Records from a dataset
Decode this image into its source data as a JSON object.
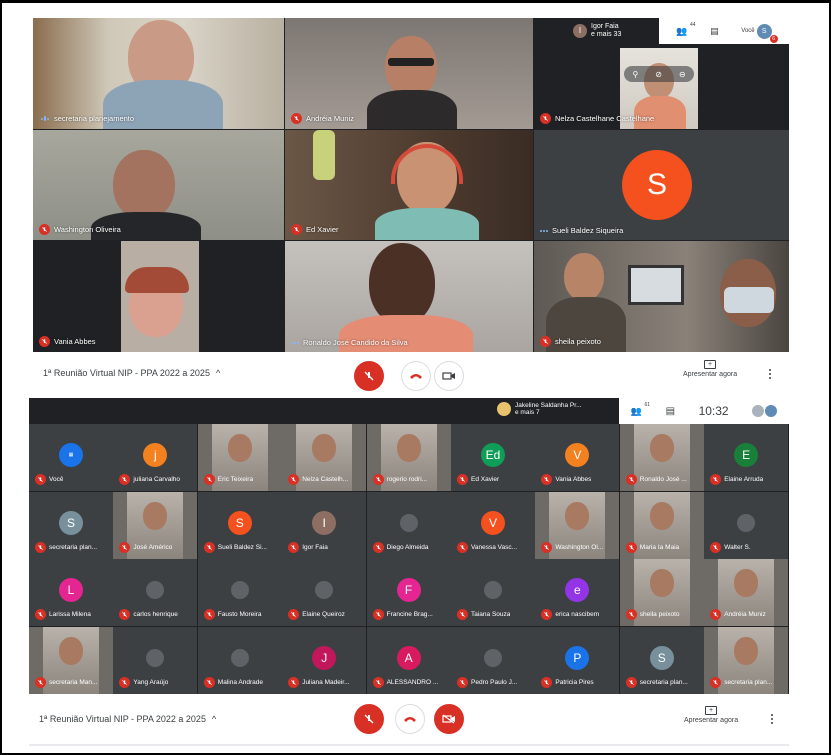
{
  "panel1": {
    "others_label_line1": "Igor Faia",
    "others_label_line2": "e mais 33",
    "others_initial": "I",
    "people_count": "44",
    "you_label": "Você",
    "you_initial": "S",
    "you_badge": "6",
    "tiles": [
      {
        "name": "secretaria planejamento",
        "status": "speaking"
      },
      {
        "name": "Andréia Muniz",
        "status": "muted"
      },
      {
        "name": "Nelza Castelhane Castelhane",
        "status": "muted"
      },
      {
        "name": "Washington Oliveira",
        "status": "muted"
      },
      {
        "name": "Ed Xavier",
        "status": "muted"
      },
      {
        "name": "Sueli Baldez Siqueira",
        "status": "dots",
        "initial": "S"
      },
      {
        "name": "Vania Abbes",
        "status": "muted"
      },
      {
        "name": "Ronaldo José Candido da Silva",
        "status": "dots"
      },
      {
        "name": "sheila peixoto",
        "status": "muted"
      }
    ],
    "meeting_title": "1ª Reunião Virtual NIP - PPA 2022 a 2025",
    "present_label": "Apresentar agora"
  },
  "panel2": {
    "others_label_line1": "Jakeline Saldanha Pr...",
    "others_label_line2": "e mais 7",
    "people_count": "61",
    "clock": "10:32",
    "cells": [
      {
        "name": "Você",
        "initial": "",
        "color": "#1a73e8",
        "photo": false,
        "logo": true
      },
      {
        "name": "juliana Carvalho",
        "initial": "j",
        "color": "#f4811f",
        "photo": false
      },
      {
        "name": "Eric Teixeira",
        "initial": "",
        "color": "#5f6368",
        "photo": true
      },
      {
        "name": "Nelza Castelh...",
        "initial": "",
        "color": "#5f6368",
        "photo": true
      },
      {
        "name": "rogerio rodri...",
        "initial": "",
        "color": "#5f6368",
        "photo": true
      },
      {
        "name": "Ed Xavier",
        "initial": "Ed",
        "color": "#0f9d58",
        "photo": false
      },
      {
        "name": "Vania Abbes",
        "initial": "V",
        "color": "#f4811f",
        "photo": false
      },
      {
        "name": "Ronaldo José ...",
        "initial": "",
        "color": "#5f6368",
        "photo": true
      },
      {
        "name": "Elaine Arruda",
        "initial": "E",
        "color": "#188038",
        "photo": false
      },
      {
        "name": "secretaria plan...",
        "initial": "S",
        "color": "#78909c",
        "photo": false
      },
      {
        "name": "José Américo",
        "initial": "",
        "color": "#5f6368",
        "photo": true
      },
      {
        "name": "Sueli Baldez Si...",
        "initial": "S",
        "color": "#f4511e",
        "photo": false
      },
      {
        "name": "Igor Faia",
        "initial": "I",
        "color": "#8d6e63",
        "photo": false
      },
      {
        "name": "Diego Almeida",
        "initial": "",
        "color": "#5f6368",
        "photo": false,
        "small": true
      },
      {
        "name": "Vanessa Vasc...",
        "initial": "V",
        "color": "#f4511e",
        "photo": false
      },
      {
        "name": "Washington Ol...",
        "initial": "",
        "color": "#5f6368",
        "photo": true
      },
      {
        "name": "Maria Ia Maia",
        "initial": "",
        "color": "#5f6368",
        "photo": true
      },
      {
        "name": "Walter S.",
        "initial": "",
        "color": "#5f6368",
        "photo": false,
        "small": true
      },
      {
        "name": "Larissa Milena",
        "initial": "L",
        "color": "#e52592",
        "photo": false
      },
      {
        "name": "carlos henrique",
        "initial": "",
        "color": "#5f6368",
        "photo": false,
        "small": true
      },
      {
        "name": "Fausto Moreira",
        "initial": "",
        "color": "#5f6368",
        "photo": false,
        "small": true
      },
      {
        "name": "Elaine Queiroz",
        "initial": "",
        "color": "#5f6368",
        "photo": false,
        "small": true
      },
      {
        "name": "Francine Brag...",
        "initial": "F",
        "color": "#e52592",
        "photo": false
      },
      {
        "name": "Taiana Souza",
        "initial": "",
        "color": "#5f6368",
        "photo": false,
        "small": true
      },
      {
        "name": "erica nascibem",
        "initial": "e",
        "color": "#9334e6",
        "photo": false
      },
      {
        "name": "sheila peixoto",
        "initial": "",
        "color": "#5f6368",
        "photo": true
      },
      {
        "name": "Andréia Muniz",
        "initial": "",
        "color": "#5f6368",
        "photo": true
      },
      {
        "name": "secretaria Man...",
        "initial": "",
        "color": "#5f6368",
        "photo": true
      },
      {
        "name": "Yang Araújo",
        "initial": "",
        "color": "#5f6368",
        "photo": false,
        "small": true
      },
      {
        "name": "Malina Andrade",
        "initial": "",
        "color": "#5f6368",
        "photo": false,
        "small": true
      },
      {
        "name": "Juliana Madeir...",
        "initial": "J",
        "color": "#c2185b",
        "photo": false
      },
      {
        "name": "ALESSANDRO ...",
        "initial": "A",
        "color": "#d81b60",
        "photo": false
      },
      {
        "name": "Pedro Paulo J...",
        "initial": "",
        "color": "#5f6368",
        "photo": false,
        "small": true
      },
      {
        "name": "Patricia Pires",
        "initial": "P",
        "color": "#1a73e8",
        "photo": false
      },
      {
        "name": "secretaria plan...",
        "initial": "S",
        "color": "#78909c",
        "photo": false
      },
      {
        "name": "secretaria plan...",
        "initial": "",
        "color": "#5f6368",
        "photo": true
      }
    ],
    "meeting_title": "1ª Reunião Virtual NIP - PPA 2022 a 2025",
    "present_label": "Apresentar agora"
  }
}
==
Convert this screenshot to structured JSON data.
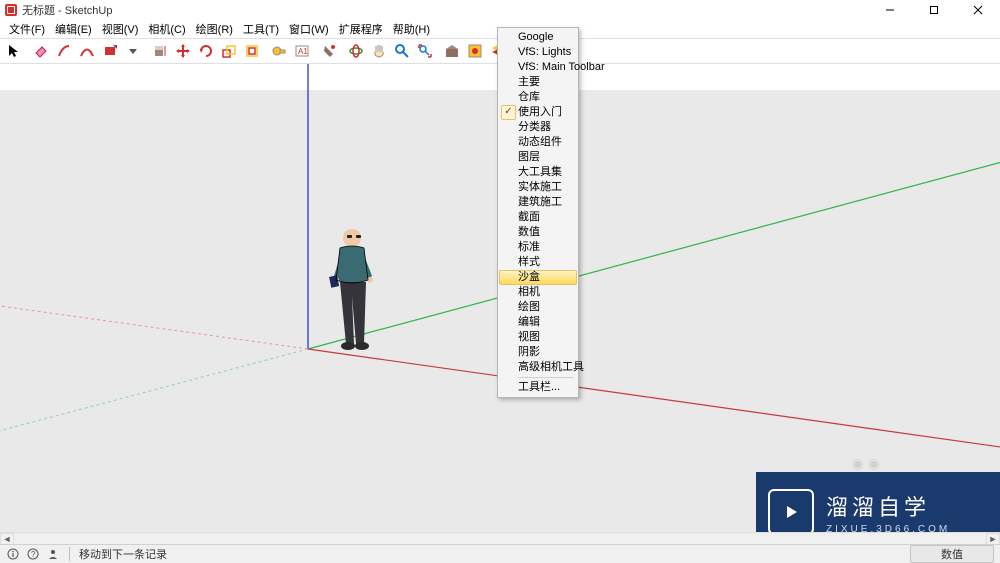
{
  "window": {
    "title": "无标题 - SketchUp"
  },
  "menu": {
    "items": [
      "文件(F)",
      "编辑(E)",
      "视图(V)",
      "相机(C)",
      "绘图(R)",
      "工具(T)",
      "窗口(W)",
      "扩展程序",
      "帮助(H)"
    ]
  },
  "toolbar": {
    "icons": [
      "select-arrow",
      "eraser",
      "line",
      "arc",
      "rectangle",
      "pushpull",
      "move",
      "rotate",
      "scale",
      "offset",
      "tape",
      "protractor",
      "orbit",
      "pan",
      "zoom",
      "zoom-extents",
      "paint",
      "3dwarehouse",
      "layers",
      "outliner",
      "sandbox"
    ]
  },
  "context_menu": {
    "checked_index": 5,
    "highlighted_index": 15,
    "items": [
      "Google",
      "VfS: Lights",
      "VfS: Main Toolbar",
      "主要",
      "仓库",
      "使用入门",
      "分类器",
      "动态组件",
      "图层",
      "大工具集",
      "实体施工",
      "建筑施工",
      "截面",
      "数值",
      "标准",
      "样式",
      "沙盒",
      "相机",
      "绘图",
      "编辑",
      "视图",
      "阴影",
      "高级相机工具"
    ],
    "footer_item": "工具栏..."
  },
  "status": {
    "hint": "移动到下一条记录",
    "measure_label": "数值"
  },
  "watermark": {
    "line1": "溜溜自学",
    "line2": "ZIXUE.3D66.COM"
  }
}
==
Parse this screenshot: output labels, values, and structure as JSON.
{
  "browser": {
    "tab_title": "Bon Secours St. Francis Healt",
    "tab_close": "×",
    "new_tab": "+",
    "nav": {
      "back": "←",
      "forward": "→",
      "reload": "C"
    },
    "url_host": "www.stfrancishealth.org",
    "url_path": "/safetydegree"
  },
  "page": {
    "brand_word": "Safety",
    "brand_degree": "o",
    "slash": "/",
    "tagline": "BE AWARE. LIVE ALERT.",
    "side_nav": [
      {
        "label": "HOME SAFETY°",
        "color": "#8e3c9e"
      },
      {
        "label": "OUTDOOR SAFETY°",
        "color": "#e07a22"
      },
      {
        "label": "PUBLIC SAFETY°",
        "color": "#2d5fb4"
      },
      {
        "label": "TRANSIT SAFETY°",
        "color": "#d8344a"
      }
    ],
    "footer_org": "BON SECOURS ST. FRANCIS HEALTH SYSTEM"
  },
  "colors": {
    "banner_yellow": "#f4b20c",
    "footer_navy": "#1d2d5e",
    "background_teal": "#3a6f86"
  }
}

**What you should do:**
Identify the lines above that contain the word "Igor", then copy them.

**Exercise output:**
    "others_label_line1": "Igor Faia",
        "name": "Igor Faia",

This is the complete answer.